▶ _Goal_: Each entry below is to be extracted exactly.

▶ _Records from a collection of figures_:
= = = =

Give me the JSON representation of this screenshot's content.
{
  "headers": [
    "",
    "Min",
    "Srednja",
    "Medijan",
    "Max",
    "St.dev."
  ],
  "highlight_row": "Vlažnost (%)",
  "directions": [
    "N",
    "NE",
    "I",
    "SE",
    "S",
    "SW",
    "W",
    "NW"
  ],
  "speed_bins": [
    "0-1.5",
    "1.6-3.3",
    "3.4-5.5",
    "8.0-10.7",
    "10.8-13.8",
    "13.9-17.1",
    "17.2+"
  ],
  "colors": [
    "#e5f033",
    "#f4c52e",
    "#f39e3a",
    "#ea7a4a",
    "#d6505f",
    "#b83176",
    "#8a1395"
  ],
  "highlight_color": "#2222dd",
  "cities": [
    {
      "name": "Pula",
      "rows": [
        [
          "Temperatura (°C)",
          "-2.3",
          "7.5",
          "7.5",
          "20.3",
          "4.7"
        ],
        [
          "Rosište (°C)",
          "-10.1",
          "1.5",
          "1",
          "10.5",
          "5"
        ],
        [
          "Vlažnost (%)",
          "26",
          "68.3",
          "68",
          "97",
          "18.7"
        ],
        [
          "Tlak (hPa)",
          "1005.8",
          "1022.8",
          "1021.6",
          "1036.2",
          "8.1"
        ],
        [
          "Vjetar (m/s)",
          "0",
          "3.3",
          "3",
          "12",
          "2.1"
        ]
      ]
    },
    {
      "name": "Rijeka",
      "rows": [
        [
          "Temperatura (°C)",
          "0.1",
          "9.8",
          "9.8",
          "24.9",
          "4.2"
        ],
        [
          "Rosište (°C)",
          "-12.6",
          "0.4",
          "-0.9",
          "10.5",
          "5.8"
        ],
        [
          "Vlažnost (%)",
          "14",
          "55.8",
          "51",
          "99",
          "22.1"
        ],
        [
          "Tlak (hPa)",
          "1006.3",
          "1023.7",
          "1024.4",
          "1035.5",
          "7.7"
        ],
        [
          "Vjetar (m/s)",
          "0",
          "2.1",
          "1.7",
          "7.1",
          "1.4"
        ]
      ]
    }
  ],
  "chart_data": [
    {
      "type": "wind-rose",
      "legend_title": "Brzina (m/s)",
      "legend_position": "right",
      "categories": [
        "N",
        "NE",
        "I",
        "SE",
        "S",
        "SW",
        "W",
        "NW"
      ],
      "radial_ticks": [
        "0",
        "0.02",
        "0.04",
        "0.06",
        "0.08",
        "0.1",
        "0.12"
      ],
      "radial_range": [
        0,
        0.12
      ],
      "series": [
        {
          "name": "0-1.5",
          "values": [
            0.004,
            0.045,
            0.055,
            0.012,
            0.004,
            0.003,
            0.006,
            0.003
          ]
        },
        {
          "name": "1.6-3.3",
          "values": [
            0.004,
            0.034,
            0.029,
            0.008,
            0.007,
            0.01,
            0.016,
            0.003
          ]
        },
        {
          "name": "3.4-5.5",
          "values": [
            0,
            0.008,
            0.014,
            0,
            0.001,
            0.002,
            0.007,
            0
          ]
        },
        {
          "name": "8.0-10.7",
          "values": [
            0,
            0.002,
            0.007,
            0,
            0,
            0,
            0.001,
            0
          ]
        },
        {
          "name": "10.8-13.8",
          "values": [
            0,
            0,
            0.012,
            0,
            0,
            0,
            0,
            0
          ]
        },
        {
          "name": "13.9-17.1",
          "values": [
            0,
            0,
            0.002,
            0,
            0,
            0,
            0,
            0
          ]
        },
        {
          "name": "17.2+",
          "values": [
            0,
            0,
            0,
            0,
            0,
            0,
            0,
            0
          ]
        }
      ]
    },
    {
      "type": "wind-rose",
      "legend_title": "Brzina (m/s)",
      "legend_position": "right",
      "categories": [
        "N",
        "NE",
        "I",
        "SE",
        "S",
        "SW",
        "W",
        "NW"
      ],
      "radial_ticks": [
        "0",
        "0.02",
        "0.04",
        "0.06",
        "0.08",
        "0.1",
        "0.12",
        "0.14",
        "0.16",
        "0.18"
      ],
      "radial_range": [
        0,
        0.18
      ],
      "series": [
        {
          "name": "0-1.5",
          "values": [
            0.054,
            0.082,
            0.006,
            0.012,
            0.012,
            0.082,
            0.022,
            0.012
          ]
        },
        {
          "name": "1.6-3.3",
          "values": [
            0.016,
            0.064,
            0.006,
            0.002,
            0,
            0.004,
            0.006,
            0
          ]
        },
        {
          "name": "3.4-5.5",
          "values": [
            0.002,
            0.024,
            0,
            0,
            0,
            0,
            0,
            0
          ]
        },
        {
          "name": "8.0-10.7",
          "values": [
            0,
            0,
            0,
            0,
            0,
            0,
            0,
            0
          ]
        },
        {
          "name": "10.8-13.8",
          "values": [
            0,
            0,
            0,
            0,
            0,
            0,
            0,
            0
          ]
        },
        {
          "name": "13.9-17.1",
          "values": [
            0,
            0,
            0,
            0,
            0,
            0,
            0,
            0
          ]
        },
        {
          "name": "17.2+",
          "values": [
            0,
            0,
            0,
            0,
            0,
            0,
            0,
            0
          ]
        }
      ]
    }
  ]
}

= = = =

▶ _Complete answer_:
Give me the JSON representation of this screenshot's content.
{
  "headers": [
    "",
    "Min",
    "Srednja",
    "Medijan",
    "Max",
    "St.dev."
  ],
  "highlight_row": "Vlažnost (%)",
  "directions": [
    "N",
    "NE",
    "I",
    "SE",
    "S",
    "SW",
    "W",
    "NW"
  ],
  "speed_bins": [
    "0-1.5",
    "1.6-3.3",
    "3.4-5.5",
    "8.0-10.7",
    "10.8-13.8",
    "13.9-17.1",
    "17.2+"
  ],
  "colors": [
    "#e5f033",
    "#f4c52e",
    "#f39e3a",
    "#ea7a4a",
    "#d6505f",
    "#b83176",
    "#8a1395"
  ],
  "highlight_color": "#2222dd",
  "cities": [
    {
      "name": "Pula",
      "rows": [
        [
          "Temperatura (°C)",
          "-2.3",
          "7.5",
          "7.5",
          "20.3",
          "4.7"
        ],
        [
          "Rosište (°C)",
          "-10.1",
          "1.5",
          "1",
          "10.5",
          "5"
        ],
        [
          "Vlažnost (%)",
          "26",
          "68.3",
          "68",
          "97",
          "18.7"
        ],
        [
          "Tlak (hPa)",
          "1005.8",
          "1022.8",
          "1021.6",
          "1036.2",
          "8.1"
        ],
        [
          "Vjetar (m/s)",
          "0",
          "3.3",
          "3",
          "12",
          "2.1"
        ]
      ]
    },
    {
      "name": "Rijeka",
      "rows": [
        [
          "Temperatura (°C)",
          "0.1",
          "9.8",
          "9.8",
          "24.9",
          "4.2"
        ],
        [
          "Rosište (°C)",
          "-12.6",
          "0.4",
          "-0.9",
          "10.5",
          "5.8"
        ],
        [
          "Vlažnost (%)",
          "14",
          "55.8",
          "51",
          "99",
          "22.1"
        ],
        [
          "Tlak (hPa)",
          "1006.3",
          "1023.7",
          "1024.4",
          "1035.5",
          "7.7"
        ],
        [
          "Vjetar (m/s)",
          "0",
          "2.1",
          "1.7",
          "7.1",
          "1.4"
        ]
      ]
    }
  ],
  "chart_data": [
    {
      "type": "wind-rose",
      "legend_title": "Brzina (m/s)",
      "legend_position": "right",
      "categories": [
        "N",
        "NE",
        "I",
        "SE",
        "S",
        "SW",
        "W",
        "NW"
      ],
      "radial_ticks": [
        "0",
        "0.02",
        "0.04",
        "0.06",
        "0.08",
        "0.1",
        "0.12"
      ],
      "radial_range": [
        0,
        0.12
      ],
      "series": [
        {
          "name": "0-1.5",
          "values": [
            0.004,
            0.045,
            0.055,
            0.012,
            0.004,
            0.003,
            0.006,
            0.003
          ]
        },
        {
          "name": "1.6-3.3",
          "values": [
            0.004,
            0.034,
            0.029,
            0.008,
            0.007,
            0.01,
            0.016,
            0.003
          ]
        },
        {
          "name": "3.4-5.5",
          "values": [
            0,
            0.008,
            0.014,
            0,
            0.001,
            0.002,
            0.007,
            0
          ]
        },
        {
          "name": "8.0-10.7",
          "values": [
            0,
            0.002,
            0.007,
            0,
            0,
            0,
            0.001,
            0
          ]
        },
        {
          "name": "10.8-13.8",
          "values": [
            0,
            0,
            0.012,
            0,
            0,
            0,
            0,
            0
          ]
        },
        {
          "name": "13.9-17.1",
          "values": [
            0,
            0,
            0.002,
            0,
            0,
            0,
            0,
            0
          ]
        },
        {
          "name": "17.2+",
          "values": [
            0,
            0,
            0,
            0,
            0,
            0,
            0,
            0
          ]
        }
      ]
    },
    {
      "type": "wind-rose",
      "legend_title": "Brzina (m/s)",
      "legend_position": "right",
      "categories": [
        "N",
        "NE",
        "I",
        "SE",
        "S",
        "SW",
        "W",
        "NW"
      ],
      "radial_ticks": [
        "0",
        "0.02",
        "0.04",
        "0.06",
        "0.08",
        "0.1",
        "0.12",
        "0.14",
        "0.16",
        "0.18"
      ],
      "radial_range": [
        0,
        0.18
      ],
      "series": [
        {
          "name": "0-1.5",
          "values": [
            0.054,
            0.082,
            0.006,
            0.012,
            0.012,
            0.082,
            0.022,
            0.012
          ]
        },
        {
          "name": "1.6-3.3",
          "values": [
            0.016,
            0.064,
            0.006,
            0.002,
            0,
            0.004,
            0.006,
            0
          ]
        },
        {
          "name": "3.4-5.5",
          "values": [
            0.002,
            0.024,
            0,
            0,
            0,
            0,
            0,
            0
          ]
        },
        {
          "name": "8.0-10.7",
          "values": [
            0,
            0,
            0,
            0,
            0,
            0,
            0,
            0
          ]
        },
        {
          "name": "10.8-13.8",
          "values": [
            0,
            0,
            0,
            0,
            0,
            0,
            0,
            0
          ]
        },
        {
          "name": "13.9-17.1",
          "values": [
            0,
            0,
            0,
            0,
            0,
            0,
            0,
            0
          ]
        },
        {
          "name": "17.2+",
          "values": [
            0,
            0,
            0,
            0,
            0,
            0,
            0,
            0
          ]
        }
      ]
    }
  ]
}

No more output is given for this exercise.